Your instructions
For the data below, report only the number of lines containing the string "хозяйства".

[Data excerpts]
/---

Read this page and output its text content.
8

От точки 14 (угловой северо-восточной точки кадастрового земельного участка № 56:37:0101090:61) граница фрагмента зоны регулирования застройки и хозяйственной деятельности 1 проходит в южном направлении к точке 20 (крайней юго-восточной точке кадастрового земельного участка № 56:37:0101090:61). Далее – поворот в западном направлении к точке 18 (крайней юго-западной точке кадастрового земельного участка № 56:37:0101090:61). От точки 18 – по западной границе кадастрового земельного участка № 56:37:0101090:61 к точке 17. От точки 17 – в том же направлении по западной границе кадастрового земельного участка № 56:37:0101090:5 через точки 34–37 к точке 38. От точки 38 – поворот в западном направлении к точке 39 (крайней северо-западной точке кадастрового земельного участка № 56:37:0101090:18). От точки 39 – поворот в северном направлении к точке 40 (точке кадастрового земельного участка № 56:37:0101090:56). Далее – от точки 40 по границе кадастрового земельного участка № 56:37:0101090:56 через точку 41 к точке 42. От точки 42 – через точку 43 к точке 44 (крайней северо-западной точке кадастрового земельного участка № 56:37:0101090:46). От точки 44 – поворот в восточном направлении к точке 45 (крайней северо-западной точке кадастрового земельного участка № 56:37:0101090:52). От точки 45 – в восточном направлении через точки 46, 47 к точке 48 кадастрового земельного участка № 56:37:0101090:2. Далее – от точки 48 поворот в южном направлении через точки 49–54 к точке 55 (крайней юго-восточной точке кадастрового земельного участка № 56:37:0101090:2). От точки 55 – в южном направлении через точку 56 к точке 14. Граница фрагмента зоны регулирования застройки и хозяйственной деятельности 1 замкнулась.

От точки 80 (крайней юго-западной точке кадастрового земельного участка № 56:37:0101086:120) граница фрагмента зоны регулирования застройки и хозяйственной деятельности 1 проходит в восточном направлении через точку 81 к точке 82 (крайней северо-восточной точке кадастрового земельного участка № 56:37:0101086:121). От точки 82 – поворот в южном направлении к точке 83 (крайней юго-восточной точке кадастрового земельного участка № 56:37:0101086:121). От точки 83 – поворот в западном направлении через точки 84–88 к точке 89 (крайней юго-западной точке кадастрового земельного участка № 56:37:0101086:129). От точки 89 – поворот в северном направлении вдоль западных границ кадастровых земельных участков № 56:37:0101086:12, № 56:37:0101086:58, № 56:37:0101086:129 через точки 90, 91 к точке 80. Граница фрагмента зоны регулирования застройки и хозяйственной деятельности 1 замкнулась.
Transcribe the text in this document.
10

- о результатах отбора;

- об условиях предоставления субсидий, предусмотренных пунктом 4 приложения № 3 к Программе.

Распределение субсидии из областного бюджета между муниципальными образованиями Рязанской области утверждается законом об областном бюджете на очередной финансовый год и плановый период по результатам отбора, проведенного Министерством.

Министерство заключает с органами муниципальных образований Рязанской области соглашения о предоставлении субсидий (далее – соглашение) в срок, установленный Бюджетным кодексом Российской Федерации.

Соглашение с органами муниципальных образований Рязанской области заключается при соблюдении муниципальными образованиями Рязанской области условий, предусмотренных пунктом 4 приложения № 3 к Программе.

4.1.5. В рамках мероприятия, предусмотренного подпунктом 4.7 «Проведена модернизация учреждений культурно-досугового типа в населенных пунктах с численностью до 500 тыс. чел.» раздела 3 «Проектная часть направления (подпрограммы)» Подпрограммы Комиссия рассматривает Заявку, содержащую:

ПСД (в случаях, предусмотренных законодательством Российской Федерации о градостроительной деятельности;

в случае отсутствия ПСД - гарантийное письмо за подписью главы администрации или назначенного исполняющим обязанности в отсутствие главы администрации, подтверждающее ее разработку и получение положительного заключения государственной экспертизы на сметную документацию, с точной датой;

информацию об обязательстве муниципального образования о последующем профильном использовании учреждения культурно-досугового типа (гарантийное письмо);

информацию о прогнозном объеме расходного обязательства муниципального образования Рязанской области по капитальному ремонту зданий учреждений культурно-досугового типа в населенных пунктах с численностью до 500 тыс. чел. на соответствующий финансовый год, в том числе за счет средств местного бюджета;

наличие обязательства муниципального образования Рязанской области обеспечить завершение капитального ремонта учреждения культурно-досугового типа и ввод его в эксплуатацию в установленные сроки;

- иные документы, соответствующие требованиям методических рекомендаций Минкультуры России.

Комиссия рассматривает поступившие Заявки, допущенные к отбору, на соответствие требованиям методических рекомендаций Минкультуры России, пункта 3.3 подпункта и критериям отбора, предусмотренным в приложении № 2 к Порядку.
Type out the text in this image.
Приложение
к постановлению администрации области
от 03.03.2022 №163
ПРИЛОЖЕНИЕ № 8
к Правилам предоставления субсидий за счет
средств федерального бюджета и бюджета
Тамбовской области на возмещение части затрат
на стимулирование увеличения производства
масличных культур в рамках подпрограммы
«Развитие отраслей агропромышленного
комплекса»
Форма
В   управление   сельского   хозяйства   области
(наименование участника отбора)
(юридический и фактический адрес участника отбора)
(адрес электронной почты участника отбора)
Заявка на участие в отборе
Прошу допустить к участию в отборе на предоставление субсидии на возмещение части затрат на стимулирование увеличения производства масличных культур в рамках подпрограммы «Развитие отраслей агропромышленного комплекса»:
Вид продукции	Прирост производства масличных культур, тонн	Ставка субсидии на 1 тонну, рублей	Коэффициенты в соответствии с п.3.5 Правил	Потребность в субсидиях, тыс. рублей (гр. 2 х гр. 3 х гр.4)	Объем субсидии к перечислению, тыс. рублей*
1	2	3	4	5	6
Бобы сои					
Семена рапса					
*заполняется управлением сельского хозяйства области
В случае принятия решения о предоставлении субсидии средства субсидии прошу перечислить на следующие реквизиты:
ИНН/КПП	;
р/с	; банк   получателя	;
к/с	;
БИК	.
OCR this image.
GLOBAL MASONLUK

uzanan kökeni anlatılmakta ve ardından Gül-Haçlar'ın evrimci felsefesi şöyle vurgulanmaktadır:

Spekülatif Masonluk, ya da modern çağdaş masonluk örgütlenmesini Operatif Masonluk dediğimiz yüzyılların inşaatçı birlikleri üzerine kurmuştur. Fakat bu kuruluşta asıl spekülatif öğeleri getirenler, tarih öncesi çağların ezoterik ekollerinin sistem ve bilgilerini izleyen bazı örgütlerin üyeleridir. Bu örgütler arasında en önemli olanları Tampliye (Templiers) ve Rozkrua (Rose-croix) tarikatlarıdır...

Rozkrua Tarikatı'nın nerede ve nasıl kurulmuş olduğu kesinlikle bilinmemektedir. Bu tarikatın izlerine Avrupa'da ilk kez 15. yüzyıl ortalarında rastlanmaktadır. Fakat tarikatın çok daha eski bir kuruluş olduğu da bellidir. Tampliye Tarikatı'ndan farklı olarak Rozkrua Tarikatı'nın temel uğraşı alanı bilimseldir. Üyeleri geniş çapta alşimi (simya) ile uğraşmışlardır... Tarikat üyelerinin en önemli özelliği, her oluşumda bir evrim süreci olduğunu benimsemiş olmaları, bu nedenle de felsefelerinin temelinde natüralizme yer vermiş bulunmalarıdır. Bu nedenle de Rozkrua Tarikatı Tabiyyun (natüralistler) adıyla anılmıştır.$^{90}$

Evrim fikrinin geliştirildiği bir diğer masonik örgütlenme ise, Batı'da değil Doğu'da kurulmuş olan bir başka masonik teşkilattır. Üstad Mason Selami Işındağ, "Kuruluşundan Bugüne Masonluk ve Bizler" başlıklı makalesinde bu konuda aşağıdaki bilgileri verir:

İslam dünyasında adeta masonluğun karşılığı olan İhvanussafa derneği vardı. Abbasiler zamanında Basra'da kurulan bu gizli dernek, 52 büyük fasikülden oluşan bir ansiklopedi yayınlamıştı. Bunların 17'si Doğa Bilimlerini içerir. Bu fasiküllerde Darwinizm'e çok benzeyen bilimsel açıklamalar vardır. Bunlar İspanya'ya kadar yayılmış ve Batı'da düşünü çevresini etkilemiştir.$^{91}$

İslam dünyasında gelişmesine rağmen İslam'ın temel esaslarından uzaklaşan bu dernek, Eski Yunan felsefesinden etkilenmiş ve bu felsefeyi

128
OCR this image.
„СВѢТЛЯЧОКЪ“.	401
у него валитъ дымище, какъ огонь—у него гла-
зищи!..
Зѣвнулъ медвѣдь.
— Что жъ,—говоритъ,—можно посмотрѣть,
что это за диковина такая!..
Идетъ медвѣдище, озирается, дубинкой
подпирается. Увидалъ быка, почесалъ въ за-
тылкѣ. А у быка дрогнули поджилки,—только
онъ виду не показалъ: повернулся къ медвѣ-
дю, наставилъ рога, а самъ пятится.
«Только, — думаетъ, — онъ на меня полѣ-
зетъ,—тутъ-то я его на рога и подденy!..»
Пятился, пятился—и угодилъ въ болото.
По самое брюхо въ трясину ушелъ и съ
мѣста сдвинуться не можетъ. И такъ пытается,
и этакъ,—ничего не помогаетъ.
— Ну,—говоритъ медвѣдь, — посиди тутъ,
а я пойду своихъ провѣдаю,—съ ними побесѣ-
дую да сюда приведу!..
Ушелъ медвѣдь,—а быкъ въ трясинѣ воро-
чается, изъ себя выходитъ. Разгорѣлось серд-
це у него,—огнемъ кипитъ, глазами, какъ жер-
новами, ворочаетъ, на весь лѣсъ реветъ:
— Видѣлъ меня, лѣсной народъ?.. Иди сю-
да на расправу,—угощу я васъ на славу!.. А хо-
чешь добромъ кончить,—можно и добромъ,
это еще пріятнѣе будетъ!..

\---

Completed exercise
2